• What to do: Wherever the word "Diode" turns up in a line of the entries, copy that line.

• Supplied material:
=-=-=-=-=

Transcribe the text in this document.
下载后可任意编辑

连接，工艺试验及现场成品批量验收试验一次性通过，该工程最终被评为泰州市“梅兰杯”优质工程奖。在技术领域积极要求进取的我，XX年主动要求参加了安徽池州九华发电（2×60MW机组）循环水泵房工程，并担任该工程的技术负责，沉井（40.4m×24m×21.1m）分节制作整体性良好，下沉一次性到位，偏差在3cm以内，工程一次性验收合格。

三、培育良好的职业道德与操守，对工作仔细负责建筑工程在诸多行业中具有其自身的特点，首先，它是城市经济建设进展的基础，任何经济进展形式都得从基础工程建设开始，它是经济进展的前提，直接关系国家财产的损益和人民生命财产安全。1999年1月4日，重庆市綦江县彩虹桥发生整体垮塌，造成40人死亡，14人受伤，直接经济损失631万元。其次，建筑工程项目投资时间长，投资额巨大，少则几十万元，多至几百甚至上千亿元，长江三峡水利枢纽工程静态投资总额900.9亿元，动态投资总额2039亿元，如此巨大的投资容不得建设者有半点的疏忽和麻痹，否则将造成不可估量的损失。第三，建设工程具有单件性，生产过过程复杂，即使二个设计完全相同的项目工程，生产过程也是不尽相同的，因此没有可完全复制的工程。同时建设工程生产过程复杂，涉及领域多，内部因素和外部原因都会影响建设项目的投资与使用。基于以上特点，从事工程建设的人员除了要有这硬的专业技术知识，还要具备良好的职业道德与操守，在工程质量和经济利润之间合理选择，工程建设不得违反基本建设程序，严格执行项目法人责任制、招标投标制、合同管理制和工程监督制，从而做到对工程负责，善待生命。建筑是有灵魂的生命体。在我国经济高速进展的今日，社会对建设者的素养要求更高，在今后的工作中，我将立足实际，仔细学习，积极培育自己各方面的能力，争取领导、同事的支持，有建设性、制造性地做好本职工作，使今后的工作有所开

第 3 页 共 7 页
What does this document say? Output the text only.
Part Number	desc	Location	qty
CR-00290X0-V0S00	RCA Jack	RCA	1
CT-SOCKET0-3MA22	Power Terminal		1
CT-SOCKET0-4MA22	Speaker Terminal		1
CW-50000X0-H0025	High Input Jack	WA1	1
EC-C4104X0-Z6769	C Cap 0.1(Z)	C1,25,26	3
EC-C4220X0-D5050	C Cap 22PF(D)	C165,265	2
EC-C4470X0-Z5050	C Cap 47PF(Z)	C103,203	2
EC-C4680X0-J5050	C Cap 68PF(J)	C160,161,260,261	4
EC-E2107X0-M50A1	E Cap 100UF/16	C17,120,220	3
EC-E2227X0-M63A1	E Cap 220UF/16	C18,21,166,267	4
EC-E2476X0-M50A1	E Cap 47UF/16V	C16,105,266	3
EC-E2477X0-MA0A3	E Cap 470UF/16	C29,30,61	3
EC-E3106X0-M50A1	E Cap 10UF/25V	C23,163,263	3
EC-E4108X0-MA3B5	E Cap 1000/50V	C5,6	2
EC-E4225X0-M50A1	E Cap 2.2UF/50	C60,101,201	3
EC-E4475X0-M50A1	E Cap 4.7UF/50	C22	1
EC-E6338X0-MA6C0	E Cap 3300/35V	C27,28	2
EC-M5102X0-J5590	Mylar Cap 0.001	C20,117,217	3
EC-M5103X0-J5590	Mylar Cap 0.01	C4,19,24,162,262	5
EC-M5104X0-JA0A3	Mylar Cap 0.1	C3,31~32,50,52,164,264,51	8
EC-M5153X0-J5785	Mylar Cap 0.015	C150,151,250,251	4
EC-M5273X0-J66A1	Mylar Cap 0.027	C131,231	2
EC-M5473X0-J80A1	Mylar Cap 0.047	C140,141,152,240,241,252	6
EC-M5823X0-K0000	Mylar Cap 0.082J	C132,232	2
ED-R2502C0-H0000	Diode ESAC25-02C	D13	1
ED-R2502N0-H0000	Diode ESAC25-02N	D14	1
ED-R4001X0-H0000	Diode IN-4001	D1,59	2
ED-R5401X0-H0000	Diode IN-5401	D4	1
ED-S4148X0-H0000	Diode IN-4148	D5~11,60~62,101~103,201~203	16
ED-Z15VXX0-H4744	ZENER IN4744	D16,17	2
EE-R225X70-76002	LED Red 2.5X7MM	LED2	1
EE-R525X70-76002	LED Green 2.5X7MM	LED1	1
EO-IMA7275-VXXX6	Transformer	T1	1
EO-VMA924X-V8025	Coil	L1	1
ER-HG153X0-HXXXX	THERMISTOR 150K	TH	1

=-=-=-=-=

• Answer to the exercise:
ED-R2502C0-H0000	Diode ESAC25-02C	D13	1
ED-R2502N0-H0000	Diode ESAC25-02N	D14	1
ED-R4001X0-H0000	Diode IN-4001	D1,59	2
ED-R5401X0-H0000	Diode IN-5401	D4	1
ED-S4148X0-H0000	Diode IN-4148	D5~11,60~62,101~103,201~203	16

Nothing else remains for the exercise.